[Raw records]

######

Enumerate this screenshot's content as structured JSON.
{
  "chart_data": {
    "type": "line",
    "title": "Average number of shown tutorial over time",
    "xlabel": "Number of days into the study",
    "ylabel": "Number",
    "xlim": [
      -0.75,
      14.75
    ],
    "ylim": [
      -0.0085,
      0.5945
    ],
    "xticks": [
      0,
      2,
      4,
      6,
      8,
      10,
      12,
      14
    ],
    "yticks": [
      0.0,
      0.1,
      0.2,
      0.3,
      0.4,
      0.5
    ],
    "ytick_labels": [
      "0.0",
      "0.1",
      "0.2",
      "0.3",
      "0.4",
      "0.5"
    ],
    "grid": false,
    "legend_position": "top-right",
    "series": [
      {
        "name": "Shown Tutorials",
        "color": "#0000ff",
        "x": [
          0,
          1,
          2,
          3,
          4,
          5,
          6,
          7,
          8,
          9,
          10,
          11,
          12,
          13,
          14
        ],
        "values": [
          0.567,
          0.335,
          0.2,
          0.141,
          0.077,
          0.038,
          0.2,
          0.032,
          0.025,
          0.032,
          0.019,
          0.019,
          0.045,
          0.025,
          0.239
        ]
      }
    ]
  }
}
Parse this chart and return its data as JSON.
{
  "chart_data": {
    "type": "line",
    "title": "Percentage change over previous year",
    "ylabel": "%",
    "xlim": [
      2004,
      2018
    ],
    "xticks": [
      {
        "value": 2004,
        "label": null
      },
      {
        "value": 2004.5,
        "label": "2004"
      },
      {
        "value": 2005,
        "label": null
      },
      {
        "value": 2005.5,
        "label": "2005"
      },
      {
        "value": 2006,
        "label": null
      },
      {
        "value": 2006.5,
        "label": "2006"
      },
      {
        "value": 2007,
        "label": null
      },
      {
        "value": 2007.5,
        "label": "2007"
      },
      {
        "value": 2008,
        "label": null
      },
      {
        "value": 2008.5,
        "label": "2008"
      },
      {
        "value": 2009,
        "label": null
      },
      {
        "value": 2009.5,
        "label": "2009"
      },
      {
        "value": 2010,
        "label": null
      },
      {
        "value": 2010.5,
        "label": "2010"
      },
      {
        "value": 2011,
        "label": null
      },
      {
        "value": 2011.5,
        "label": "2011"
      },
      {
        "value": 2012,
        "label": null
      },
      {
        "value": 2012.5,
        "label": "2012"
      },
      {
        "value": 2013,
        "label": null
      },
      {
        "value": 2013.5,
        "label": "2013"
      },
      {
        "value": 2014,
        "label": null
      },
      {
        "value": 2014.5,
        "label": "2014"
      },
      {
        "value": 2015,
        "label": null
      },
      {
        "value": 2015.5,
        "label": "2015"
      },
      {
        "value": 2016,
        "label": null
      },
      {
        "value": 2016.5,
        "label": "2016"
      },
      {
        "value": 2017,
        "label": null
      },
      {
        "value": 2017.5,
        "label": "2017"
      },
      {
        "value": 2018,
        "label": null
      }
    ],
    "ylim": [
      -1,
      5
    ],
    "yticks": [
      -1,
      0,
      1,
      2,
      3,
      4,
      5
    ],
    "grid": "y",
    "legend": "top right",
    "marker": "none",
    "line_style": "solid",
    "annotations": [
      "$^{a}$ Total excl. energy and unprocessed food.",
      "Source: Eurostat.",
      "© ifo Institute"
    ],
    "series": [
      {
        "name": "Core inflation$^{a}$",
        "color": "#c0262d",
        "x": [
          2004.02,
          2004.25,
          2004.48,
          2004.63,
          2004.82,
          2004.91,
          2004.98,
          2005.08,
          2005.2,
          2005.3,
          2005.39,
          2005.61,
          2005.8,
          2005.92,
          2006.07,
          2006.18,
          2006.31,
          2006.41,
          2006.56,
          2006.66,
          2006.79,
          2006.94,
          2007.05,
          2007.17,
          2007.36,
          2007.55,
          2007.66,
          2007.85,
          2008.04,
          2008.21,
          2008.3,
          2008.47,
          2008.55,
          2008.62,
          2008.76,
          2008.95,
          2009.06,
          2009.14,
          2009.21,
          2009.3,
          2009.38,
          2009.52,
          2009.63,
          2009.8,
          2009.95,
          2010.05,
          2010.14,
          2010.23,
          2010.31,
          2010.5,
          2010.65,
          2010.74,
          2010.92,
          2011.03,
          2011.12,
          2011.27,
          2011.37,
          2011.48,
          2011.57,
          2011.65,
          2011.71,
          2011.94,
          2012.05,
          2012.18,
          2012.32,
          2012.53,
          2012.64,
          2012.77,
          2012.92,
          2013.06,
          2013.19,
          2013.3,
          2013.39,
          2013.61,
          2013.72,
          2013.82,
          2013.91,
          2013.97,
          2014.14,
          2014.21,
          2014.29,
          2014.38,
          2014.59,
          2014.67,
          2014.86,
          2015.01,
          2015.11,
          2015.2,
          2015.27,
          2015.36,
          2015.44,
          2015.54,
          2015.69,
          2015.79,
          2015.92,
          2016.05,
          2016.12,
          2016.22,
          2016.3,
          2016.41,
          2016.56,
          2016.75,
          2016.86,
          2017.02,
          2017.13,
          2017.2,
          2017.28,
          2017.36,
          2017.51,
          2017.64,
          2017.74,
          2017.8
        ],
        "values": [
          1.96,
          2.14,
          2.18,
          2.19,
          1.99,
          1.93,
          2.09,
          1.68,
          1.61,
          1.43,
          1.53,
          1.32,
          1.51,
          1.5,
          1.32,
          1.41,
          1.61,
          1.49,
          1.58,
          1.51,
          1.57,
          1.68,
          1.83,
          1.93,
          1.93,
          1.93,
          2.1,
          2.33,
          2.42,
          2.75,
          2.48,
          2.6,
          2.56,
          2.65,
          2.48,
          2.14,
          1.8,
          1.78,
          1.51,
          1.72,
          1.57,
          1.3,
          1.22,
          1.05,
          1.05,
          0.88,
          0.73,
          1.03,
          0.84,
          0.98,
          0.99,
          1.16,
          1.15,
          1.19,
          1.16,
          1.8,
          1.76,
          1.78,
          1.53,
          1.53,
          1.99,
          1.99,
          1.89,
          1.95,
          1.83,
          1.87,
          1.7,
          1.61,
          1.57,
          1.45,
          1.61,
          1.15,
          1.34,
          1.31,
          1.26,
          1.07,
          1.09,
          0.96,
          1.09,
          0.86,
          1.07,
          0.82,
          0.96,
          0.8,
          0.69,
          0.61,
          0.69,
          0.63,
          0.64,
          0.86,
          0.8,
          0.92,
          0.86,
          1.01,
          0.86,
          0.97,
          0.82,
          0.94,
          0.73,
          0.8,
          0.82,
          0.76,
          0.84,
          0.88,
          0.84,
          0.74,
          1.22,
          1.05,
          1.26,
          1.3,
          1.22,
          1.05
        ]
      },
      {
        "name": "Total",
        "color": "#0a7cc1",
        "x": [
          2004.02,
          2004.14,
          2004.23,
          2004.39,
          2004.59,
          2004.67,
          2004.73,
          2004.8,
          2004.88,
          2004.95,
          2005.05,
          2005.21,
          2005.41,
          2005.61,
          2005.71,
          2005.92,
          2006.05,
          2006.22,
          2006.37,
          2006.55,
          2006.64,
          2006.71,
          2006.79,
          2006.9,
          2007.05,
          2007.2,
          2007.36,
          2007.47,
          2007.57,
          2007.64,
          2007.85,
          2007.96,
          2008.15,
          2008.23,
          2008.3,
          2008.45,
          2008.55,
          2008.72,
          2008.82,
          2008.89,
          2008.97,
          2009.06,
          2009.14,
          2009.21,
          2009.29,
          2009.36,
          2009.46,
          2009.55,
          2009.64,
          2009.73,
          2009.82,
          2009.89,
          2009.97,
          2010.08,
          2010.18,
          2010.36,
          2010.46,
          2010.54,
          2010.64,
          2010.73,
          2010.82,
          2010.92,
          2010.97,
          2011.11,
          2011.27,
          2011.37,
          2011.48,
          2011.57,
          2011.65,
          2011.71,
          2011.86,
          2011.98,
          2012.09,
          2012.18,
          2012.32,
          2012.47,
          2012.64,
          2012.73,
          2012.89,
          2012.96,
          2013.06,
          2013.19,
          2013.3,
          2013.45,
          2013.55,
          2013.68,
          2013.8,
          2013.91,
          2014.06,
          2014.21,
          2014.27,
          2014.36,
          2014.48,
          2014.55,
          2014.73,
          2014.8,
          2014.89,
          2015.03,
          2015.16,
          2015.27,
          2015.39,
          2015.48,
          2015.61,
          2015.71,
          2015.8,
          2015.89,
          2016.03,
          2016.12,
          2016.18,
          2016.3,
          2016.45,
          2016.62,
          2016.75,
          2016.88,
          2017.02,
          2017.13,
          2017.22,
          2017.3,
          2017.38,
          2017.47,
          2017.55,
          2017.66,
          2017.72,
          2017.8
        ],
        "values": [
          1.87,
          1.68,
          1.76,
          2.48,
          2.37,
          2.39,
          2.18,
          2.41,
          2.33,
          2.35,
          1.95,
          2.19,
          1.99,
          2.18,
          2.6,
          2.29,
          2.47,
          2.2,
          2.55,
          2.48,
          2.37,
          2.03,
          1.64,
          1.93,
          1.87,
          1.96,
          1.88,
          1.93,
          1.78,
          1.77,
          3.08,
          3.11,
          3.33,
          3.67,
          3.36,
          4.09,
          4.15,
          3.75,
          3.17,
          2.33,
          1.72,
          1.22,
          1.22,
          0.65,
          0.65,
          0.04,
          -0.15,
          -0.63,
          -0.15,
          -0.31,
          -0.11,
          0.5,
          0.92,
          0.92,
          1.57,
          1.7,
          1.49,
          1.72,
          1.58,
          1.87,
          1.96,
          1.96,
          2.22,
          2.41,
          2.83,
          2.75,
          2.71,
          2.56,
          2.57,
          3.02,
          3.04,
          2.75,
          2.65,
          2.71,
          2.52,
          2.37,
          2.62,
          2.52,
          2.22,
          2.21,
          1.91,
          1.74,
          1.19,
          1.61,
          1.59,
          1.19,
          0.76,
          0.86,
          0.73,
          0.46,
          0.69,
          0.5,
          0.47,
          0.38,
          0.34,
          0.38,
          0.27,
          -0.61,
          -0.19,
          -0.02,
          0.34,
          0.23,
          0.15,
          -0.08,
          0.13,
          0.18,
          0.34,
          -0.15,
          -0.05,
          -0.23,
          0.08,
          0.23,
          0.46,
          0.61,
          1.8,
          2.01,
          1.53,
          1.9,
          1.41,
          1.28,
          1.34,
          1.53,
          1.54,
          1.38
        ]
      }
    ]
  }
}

######

• **Exercise task**
Copy all the lines above that hold the string "title".

• **Output**
    "title": "Average number of shown tutorial over time",
    "title": "Percentage change over previous year",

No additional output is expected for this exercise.